- _AIM_: Quote all of the entries word for word.

- _Collected data_:
********************

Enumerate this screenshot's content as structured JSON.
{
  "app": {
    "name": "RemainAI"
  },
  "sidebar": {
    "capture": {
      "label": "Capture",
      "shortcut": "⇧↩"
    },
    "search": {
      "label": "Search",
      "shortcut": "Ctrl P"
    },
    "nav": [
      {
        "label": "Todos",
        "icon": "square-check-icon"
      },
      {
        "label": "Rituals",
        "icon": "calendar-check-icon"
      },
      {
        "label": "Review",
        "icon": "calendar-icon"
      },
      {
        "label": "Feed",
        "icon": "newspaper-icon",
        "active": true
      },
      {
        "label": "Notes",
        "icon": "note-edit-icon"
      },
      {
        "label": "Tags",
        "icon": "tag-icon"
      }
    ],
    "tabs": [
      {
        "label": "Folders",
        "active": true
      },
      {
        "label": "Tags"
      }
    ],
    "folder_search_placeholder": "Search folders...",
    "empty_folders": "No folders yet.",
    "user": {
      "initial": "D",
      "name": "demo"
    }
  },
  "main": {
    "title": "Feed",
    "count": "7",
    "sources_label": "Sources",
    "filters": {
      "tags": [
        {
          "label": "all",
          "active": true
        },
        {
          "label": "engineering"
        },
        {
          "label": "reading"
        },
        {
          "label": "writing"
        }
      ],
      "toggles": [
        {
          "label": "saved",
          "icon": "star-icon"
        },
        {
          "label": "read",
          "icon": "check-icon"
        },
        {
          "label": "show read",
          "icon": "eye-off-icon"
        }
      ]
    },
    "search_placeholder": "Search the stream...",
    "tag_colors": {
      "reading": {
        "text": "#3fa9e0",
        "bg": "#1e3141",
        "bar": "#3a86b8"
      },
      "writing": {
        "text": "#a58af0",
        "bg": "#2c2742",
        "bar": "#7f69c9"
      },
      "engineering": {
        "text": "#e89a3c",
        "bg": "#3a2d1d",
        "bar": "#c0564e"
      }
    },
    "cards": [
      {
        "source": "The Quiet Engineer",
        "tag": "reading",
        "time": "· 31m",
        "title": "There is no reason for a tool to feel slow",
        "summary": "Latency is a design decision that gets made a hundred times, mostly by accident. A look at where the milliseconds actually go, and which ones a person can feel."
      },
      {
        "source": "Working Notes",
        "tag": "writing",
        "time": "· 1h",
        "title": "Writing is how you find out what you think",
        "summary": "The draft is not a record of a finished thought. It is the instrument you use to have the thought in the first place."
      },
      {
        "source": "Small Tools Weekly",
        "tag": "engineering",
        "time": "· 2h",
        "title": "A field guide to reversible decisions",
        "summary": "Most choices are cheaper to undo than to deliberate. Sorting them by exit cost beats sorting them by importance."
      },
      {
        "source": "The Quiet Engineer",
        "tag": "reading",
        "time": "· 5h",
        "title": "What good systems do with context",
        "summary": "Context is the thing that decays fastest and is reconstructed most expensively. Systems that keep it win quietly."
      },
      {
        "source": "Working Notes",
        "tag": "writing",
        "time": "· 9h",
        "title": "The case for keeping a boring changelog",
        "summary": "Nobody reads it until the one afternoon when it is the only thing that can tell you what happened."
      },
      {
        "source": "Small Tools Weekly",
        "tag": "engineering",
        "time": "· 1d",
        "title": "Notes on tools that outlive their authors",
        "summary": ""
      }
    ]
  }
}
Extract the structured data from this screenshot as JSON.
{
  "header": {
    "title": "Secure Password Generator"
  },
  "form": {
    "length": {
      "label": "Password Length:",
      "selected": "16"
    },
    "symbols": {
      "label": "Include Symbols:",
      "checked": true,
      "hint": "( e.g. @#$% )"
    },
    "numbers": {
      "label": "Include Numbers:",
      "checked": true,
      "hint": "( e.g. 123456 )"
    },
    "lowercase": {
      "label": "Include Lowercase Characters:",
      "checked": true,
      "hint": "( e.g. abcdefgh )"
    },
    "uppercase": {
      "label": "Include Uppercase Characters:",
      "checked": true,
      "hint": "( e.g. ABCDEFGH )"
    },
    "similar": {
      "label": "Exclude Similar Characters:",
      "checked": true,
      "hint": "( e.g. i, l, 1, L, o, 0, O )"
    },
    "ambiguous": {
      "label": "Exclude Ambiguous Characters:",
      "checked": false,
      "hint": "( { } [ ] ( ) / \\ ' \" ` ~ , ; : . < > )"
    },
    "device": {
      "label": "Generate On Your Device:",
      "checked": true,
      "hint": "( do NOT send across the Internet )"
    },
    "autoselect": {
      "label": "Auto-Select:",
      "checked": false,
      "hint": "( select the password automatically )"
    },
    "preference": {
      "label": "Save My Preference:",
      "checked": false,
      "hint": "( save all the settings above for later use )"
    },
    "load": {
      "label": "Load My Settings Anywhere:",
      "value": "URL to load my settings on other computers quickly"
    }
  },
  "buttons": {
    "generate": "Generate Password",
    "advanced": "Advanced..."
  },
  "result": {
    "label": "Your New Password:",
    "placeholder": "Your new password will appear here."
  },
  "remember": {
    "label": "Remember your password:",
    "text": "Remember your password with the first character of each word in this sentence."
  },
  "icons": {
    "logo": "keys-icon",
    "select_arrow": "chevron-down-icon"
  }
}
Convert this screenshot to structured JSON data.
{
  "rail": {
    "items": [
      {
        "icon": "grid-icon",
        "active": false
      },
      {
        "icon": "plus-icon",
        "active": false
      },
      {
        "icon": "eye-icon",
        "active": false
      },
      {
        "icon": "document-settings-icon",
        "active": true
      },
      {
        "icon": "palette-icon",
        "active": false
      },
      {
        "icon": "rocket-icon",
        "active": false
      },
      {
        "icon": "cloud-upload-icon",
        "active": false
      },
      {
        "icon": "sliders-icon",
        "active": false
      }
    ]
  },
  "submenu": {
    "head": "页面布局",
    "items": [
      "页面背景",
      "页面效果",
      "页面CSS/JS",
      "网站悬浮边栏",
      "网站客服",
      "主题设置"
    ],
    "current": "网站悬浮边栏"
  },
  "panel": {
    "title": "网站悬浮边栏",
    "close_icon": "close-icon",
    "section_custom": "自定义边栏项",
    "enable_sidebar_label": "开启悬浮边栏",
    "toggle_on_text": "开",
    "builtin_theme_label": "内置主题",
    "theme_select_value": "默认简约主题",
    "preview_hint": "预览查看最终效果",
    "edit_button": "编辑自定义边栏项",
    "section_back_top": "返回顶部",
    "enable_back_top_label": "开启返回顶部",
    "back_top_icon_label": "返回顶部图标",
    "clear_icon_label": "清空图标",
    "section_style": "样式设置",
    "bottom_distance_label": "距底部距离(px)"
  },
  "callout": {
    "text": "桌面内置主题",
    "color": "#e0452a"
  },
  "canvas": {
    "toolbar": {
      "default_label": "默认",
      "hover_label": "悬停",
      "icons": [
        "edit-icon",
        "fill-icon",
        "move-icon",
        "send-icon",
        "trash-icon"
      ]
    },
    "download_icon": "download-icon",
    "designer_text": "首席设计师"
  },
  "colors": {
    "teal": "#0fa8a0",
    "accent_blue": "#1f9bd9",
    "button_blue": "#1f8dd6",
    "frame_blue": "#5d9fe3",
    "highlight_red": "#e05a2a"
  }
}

********************

- _EXERCISE ANSWER_:
Enumerate this screenshot's content as structured JSON.
{
  "app": {
    "name": "RemainAI"
  },
  "sidebar": {
    "capture": {
      "label": "Capture",
      "shortcut": "⇧↩"
    },
    "search": {
      "label": "Search",
      "shortcut": "Ctrl P"
    },
    "nav": [
      {
        "label": "Todos",
        "icon": "square-check-icon"
      },
      {
        "label": "Rituals",
        "icon": "calendar-check-icon"
      },
      {
        "label": "Review",
        "icon": "calendar-icon"
      },
      {
        "label": "Feed",
        "icon": "newspaper-icon",
        "active": true
      },
      {
        "label": "Notes",
        "icon": "note-edit-icon"
      },
      {
        "label": "Tags",
        "icon": "tag-icon"
      }
    ],
    "tabs": [
      {
        "label": "Folders",
        "active": true
      },
      {
        "label": "Tags"
      }
    ],
    "folder_search_placeholder": "Search folders...",
    "empty_folders": "No folders yet.",
    "user": {
      "initial": "D",
      "name": "demo"
    }
  },
  "main": {
    "title": "Feed",
    "count": "7",
    "sources_label": "Sources",
    "filters": {
      "tags": [
        {
          "label": "all",
          "active": true
        },
        {
          "label": "engineering"
        },
        {
          "label": "reading"
        },
        {
          "label": "writing"
        }
      ],
      "toggles": [
        {
          "label": "saved",
          "icon": "star-icon"
        },
        {
          "label": "read",
          "icon": "check-icon"
        },
        {
          "label": "show read",
          "icon": "eye-off-icon"
        }
      ]
    },
    "search_placeholder": "Search the stream...",
    "tag_colors": {
      "reading": {
        "text": "#3fa9e0",
        "bg": "#1e3141",
        "bar": "#3a86b8"
      },
      "writing": {
        "text": "#a58af0",
        "bg": "#2c2742",
        "bar": "#7f69c9"
      },
      "engineering": {
        "text": "#e89a3c",
        "bg": "#3a2d1d",
        "bar": "#c0564e"
      }
    },
    "cards": [
      {
        "source": "The Quiet Engineer",
        "tag": "reading",
        "time": "· 31m",
        "title": "There is no reason for a tool to feel slow",
        "summary": "Latency is a design decision that gets made a hundred times, mostly by accident. A look at where the milliseconds actually go, and which ones a person can feel."
      },
      {
        "source": "Working Notes",
        "tag": "writing",
        "time": "· 1h",
        "title": "Writing is how you find out what you think",
        "summary": "The draft is not a record of a finished thought. It is the instrument you use to have the thought in the first place."
      },
      {
        "source": "Small Tools Weekly",
        "tag": "engineering",
        "time": "· 2h",
        "title": "A field guide to reversible decisions",
        "summary": "Most choices are cheaper to undo than to deliberate. Sorting them by exit cost beats sorting them by importance."
      },
      {
        "source": "The Quiet Engineer",
        "tag": "reading",
        "time": "· 5h",
        "title": "What good systems do with context",
        "summary": "Context is the thing that decays fastest and is reconstructed most expensively. Systems that keep it win quietly."
      },
      {
        "source": "Working Notes",
        "tag": "writing",
        "time": "· 9h",
        "title": "The case for keeping a boring changelog",
        "summary": "Nobody reads it until the one afternoon when it is the only thing that can tell you what happened."
      },
      {
        "source": "Small Tools Weekly",
        "tag": "engineering",
        "time": "· 1d",
        "title": "Notes on tools that outlive their authors",
        "summary": ""
      }
    ]
  }
}
Extract the structured data from this screenshot as JSON.
{
  "header": {
    "title": "Secure Password Generator"
  },
  "form": {
    "length": {
      "label": "Password Length:",
      "selected": "16"
    },
    "symbols": {
      "label": "Include Symbols:",
      "checked": true,
      "hint": "( e.g. @#$% )"
    },
    "numbers": {
      "label": "Include Numbers:",
      "checked": true,
      "hint": "( e.g. 123456 )"
    },
    "lowercase": {
      "label": "Include Lowercase Characters:",
      "checked": true,
      "hint": "( e.g. abcdefgh )"
    },
    "uppercase": {
      "label": "Include Uppercase Characters:",
      "checked": true,
      "hint": "( e.g. ABCDEFGH )"
    },
    "similar": {
      "label": "Exclude Similar Characters:",
      "checked": true,
      "hint": "( e.g. i, l, 1, L, o, 0, O )"
    },
    "ambiguous": {
      "label": "Exclude Ambiguous Characters:",
      "checked": false,
      "hint": "( { } [ ] ( ) / \\ ' \" ` ~ , ; : . < > )"
    },
    "device": {
      "label": "Generate On Your Device:",
      "checked": true,
      "hint": "( do NOT send across the Internet )"
    },
    "autoselect": {
      "label": "Auto-Select:",
      "checked": false,
      "hint": "( select the password automatically )"
    },
    "preference": {
      "label": "Save My Preference:",
      "checked": false,
      "hint": "( save all the settings above for later use )"
    },
    "load": {
      "label": "Load My Settings Anywhere:",
      "value": "URL to load my settings on other computers quickly"
    }
  },
  "buttons": {
    "generate": "Generate Password",
    "advanced": "Advanced..."
  },
  "result": {
    "label": "Your New Password:",
    "placeholder": "Your new password will appear here."
  },
  "remember": {
    "label": "Remember your password:",
    "text": "Remember your password with the first character of each word in this sentence."
  },
  "icons": {
    "logo": "keys-icon",
    "select_arrow": "chevron-down-icon"
  }
}
Convert this screenshot to structured JSON data.
{
  "rail": {
    "items": [
      {
        "icon": "grid-icon",
        "active": false
      },
      {
        "icon": "plus-icon",
        "active": false
      },
      {
        "icon": "eye-icon",
        "active": false
      },
      {
        "icon": "document-settings-icon",
        "active": true
      },
      {
        "icon": "palette-icon",
        "active": false
      },
      {
        "icon": "rocket-icon",
        "active": false
      },
      {
        "icon": "cloud-upload-icon",
        "active": false
      },
      {
        "icon": "sliders-icon",
        "active": false
      }
    ]
  },
  "submenu": {
    "head": "页面布局",
    "items": [
      "页面背景",
      "页面效果",
      "页面CSS/JS",
      "网站悬浮边栏",
      "网站客服",
      "主题设置"
    ],
    "current": "网站悬浮边栏"
  },
  "panel": {
    "title": "网站悬浮边栏",
    "close_icon": "close-icon",
    "section_custom": "自定义边栏项",
    "enable_sidebar_label": "开启悬浮边栏",
    "toggle_on_text": "开",
    "builtin_theme_label": "内置主题",
    "theme_select_value": "默认简约主题",
    "preview_hint": "预览查看最终效果",
    "edit_button": "编辑自定义边栏项",
    "section_back_top": "返回顶部",
    "enable_back_top_label": "开启返回顶部",
    "back_top_icon_label": "返回顶部图标",
    "clear_icon_label": "清空图标",
    "section_style": "样式设置",
    "bottom_distance_label": "距底部距离(px)"
  },
  "callout": {
    "text": "桌面内置主题",
    "color": "#e0452a"
  },
  "canvas": {
    "toolbar": {
      "default_label": "默认",
      "hover_label": "悬停",
      "icons": [
        "edit-icon",
        "fill-icon",
        "move-icon",
        "send-icon",
        "trash-icon"
      ]
    },
    "download_icon": "download-icon",
    "designer_text": "首席设计师"
  },
  "colors": {
    "teal": "#0fa8a0",
    "accent_blue": "#1f9bd9",
    "button_blue": "#1f8dd6",
    "frame_blue": "#5d9fe3",
    "highlight_red": "#e05a2a"
  }
}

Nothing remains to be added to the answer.